* **TEXT TO READ**
↓
Editor’s note: this story was done as a collaborative project with The Guardian.

For the past year, we have been investigating the Koch donations for our student newspaper, The Utah Statesman and The Guardian. We interviewed more than 20 of our fellow students and staff, and pulled dozens of public records and wrote stories about it. What we found paints a picture of how Charles Koch is using his wealth to affect the education of 3,500 students at the Huntsman School of Business.

At first, Angel Lopez felt honored to have won the scholarship.

In 2017, the marketing student at Utah State University’s business school was named a Koch Scholar, a program sponsored by Charles Koch, the ultra-conservative billionaire. Fifteen students are given a $1,000 stipend and selected to participate in the “reading group,” tasked with reading one book a week.

But Lopez, 23, the son of Latino immigrants who aspired to become a social worker, soon felt the program was promoting a hardline brand of rightwing politics. His required readings, with titles such as Order Without Law and Anarchy Unbound, could often be boiled down to a single idea: Government is bad.
↑
* **DATA SHOWN**
↓
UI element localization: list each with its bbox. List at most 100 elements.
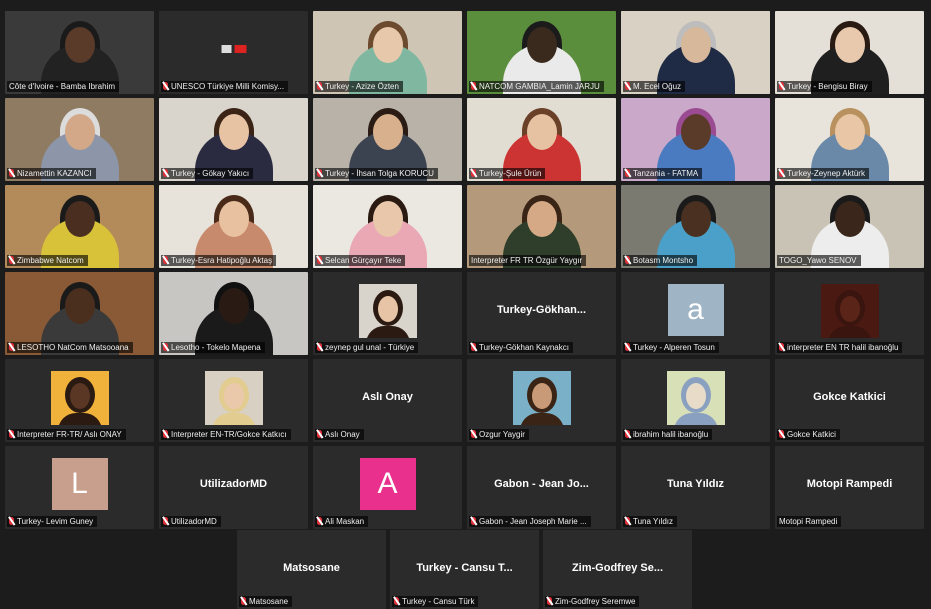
participant-name-label: Botasm Montsho [623,255,698,266]
participant-tile[interactable]: UtilizadorMD UtilizadorMD [159,446,308,529]
participant-tile[interactable]: Turkey-Esra Hatipoğlu Aktaş [159,185,308,268]
muted-mic-icon [625,517,630,525]
participant-tile[interactable]: Botasm Montsho [621,185,770,268]
participant-display-name: UtilizadorMD [199,478,268,490]
participant-name-label: Turkey - Alperen Tosun [623,342,719,353]
muted-mic-icon [471,82,476,90]
participant-display-name: Aslı Onay [362,391,413,403]
participant-name-label: Interpreter FR TR Özgür Yaygır [469,255,587,266]
participant-name-label: Turkey-Zeynep Aktürk [777,168,869,179]
participant-name-label: ibrahim halil ibanoğlu [623,429,713,440]
participant-tile[interactable]: NATCOM GAMBIA_Lamin JARJU [467,11,616,94]
participant-name-label: Matsosane [239,596,293,607]
participant-tile[interactable]: Turkey - Gökay Yakıcı [159,98,308,181]
muted-mic-icon [779,82,784,90]
participant-tile[interactable]: Interpreter EN-TR/Gokce Katkıcı [159,359,308,442]
muted-mic-icon [9,169,14,177]
participant-tile[interactable]: Turkey - İhsan Tolga KORUCU [313,98,462,181]
participant-tile[interactable]: Tanzania - FATMA [621,98,770,181]
participant-tile[interactable]: Zim-Godfrey Se... Zim-Godfrey Seremwe [543,530,692,609]
participant-tile[interactable]: Turkey - Bengisu Biray [775,11,924,94]
participant-name: interpreter EN TR halil ibanoğlu [787,343,899,352]
participant-grid-last-row: Matsosane Matsosane Turkey - Cansu T... Tur… [237,530,692,609]
participant-name: Turkey - Bengisu Biray [787,82,868,91]
letter-avatar: a [667,284,724,336]
participant-tile[interactable]: Selcan Gürçayır Teke [313,185,462,268]
participant-display-name: Motopi Rampedi [806,478,893,490]
participant-tile[interactable]: Aslı Onay Aslı Onay [313,359,462,442]
muted-mic-icon [471,169,476,177]
participant-tile[interactable]: zeynep gul unal - Türkiye [313,272,462,355]
participant-name: M. Ecel Oğuz [633,82,682,91]
muted-mic-icon [779,343,784,351]
participant-display-name: Gokce Katkici [813,391,886,403]
participant-tile[interactable]: M. Ecel Oğuz [621,11,770,94]
muted-mic-icon [317,169,322,177]
participant-tile[interactable]: Turkey-Zeynep Aktürk [775,98,924,181]
participant-tile[interactable]: Turkey-Şule Ürün [467,98,616,181]
participant-tile[interactable]: ibrahim halil ibanoğlu [621,359,770,442]
participant-tile[interactable]: Ozgur Yaygir [467,359,616,442]
participant-tile[interactable]: Interpreter FR TR Özgür Yaygır [467,185,616,268]
participant-tile[interactable]: A Ali Maskan [313,446,462,529]
muted-mic-icon [163,343,168,351]
participant-tile[interactable]: LESOTHO NatCom Matsooana [5,272,154,355]
muted-mic-icon [317,256,322,264]
profile-photo [358,284,417,338]
participant-display-name: Matsosane [283,562,340,574]
participant-tile[interactable]: Matsosane Matsosane [237,530,386,609]
participant-name: Turkey- Levim Guney [17,517,94,526]
participant-name: LESOTHO NatCom Matsooana [17,343,129,352]
participant-tile[interactable]: Côte d'Ivoire - Bamba Ibrahim [5,11,154,94]
participant-tile[interactable]: Turkey-Gökhan... Turkey-Gökhan Kaynakcı [467,272,616,355]
muted-mic-icon [317,430,322,438]
participant-name: Aslı Onay [325,430,360,439]
participant-tile[interactable]: Nizamettin KAZANCI [5,98,154,181]
muted-mic-icon [625,82,630,90]
participant-tile[interactable]: Turkey - Cansu T... Turkey - Cansu Türk [390,530,539,609]
participant-name-label: Selcan Gürçayır Teke [315,255,406,266]
profile-photo [666,371,725,425]
participant-name: Gabon - Jean Joseph Marie ... [479,517,587,526]
participant-name-label: Tuna Yıldız [623,516,678,527]
participant-display-name: Turkey-Gökhan... [496,304,587,316]
participant-tile[interactable]: Lesotho - Tokelo Mapena [159,272,308,355]
participant-name: NATCOM GAMBIA_Lamin JARJU [479,82,600,91]
participant-name: Interpreter FR TR Özgür Yaygır [471,256,583,265]
participant-tile[interactable]: a Turkey - Alperen Tosun [621,272,770,355]
participant-display-name: Gabon - Jean Jo... [494,478,589,490]
participant-name: Interpreter FR-TR/ Aslı ONAY [17,430,122,439]
participant-tile[interactable]: L Turkey- Levim Guney [5,446,154,529]
participant-name: Matsosane [249,597,289,606]
participant-tile[interactable]: TOGO_Yawo SENOV [775,185,924,268]
participant-tile[interactable]: Gabon - Jean Jo... Gabon - Jean Joseph Ma… [467,446,616,529]
participant-tile[interactable]: Tuna Yıldız Tuna Yıldız [621,446,770,529]
participant-tile[interactable]: interpreter EN TR halil ibanoğlu [775,272,924,355]
participant-name-label: Ozgur Yaygir [469,429,529,440]
participant-name: Turkey - İhsan Tolga KORUCU [325,169,434,178]
participant-name: Botasm Montsho [633,256,694,265]
participant-name: UtilizadorMD [171,517,217,526]
participant-name: Turkey - Gökay Yakıcı [171,169,250,178]
muted-mic-icon [625,256,630,264]
participant-tile[interactable]: Turkey - Azize Özten [313,11,462,94]
participant-name-label: interpreter EN TR halil ibanoğlu [777,342,903,353]
participant-name-label: Interpreter FR-TR/ Aslı ONAY [7,429,126,440]
participant-name: Gokce Katkici [787,430,836,439]
participant-name-label: Tanzania - FATMA [623,168,703,179]
participant-name-label: Turkey - Gökay Yakıcı [161,168,254,179]
muted-mic-icon [625,343,630,351]
muted-mic-icon [471,430,476,438]
participant-tile[interactable]: Motopi Rampedi Motopi Rampedi [775,446,924,529]
participant-tile[interactable]: Interpreter FR-TR/ Aslı ONAY [5,359,154,442]
participant-name: Nizamettin KAZANCI [17,169,92,178]
participant-name: Zimbabwe Natcom [17,256,84,265]
participant-name-label: Gokce Katkici [777,429,840,440]
participant-tile[interactable]: Zimbabwe Natcom [5,185,154,268]
participant-name: Turkey-Zeynep Aktürk [787,169,865,178]
participant-tile[interactable]: Gokce Katkici Gokce Katkici [775,359,924,442]
participant-name: Selcan Gürçayır Teke [325,256,402,265]
muted-mic-icon [163,82,168,90]
participant-tile[interactable]: UNESCO Türkiye Milli Komisy... [159,11,308,94]
participant-name-label: Turkey-Gökhan Kaynakcı [469,342,573,353]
↑
* **TO-DO LIST**
1. Transcribe the part of the text about the Koch donations between "In 2017, the" and "Government is bad.", inclusive.
2. Go on with the text about the Koch donations to Utah State University's business school, starting right after its last sentence.
The records have no connection to the text about the Koch donations.

* **TASK-BY-TASK ANSWERS**
1.
In 2017, the marketing student at Utah State University’s business school was named a Koch Scholar, a program sponsored by Charles Koch, the ultra-conservative billionaire. Fifteen students are given a $1,000 stipend and selected to participate in the “reading group,” tasked with reading one book a week.

But Lopez, 23, the son of Latino immigrants who aspired to become a social worker, soon felt the program was promoting a hardline brand of rightwing politics. His required readings, with titles such as Order Without Law and Anarchy Unbound, could often be boiled down to a single idea: Government is bad.

2.
Critics say the Koch Scholars program is one example of how Charles Koch has sought to transform the Utah State business school into a libertarian mouthpiece. Over the last 10 years Koch has given millions to the university, including a $25 million gift in 2017 that led to the creation of a think-tank: the Center for Growth and Opportunity at Utah State University.

He is pursuing similar policies at schools nationwide, in what Koch officials themselves describe as a concerted effort to influence the next generation of political and business minds. “Our funding helps [scholars] follow their research wherever it may lead,” the foundation says in public materials. “We are committed to the highest standards of philanthropy.”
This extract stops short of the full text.